**TO BE DONE**: Select, from the data, each line where "range" occurs.

**INPUT RECORDS**:
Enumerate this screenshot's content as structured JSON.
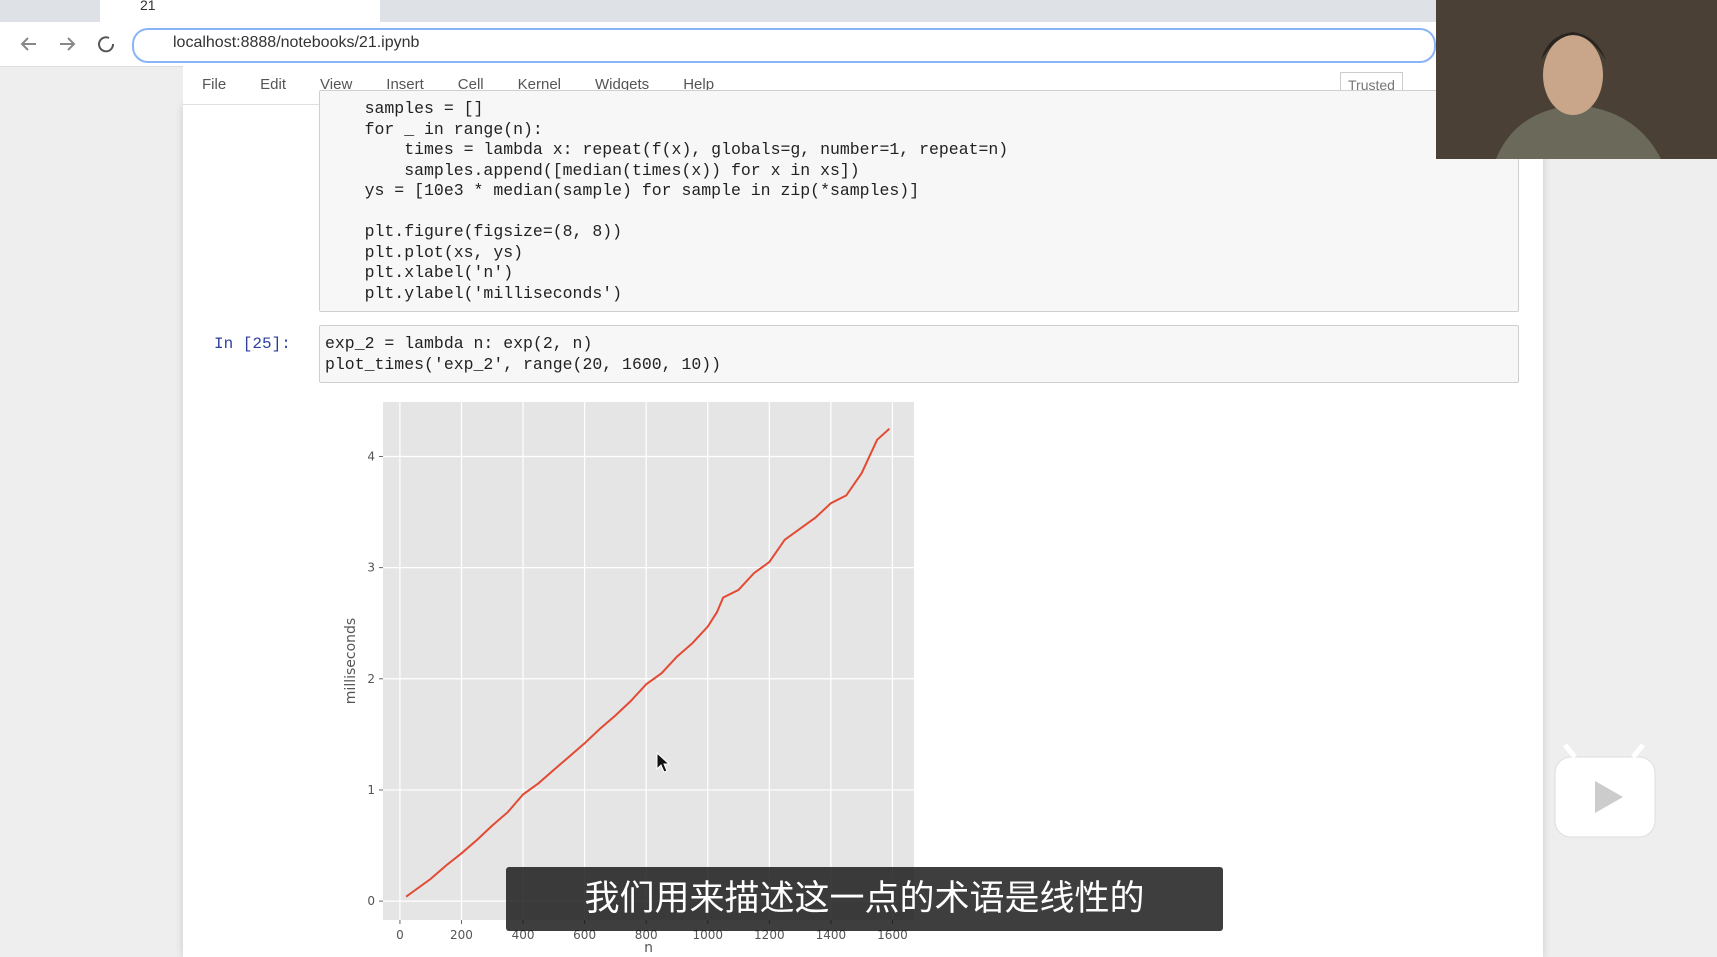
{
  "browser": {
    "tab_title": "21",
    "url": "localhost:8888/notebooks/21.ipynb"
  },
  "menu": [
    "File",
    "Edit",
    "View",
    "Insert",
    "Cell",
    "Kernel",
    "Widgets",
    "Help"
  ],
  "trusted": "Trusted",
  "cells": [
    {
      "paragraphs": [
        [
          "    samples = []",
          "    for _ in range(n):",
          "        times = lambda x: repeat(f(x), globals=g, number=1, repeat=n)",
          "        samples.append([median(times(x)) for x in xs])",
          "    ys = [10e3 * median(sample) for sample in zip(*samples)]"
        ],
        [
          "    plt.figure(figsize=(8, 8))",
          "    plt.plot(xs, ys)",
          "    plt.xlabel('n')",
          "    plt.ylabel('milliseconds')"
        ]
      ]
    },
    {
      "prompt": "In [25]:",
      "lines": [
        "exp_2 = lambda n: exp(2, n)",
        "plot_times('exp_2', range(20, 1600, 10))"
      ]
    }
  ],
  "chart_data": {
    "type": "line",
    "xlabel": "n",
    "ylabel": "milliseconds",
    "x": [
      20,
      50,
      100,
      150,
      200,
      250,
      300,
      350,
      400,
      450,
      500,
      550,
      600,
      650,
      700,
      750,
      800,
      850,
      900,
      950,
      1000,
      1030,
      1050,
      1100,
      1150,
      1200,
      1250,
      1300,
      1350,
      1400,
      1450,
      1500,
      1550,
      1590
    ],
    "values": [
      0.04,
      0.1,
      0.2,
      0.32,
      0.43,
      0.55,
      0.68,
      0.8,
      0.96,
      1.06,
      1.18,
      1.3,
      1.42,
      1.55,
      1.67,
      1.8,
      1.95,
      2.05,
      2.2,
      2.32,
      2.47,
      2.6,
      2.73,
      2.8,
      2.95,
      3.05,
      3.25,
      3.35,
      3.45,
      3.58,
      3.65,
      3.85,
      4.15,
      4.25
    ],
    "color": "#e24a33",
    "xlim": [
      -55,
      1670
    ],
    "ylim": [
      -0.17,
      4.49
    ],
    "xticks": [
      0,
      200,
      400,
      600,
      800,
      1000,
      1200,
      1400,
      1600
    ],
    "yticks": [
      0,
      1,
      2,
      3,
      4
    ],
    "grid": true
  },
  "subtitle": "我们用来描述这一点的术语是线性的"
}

**FULL SOLUTION**:
          "    for _ in range(n):",
        "plot_times('exp_2', range(20, 1600, 10))"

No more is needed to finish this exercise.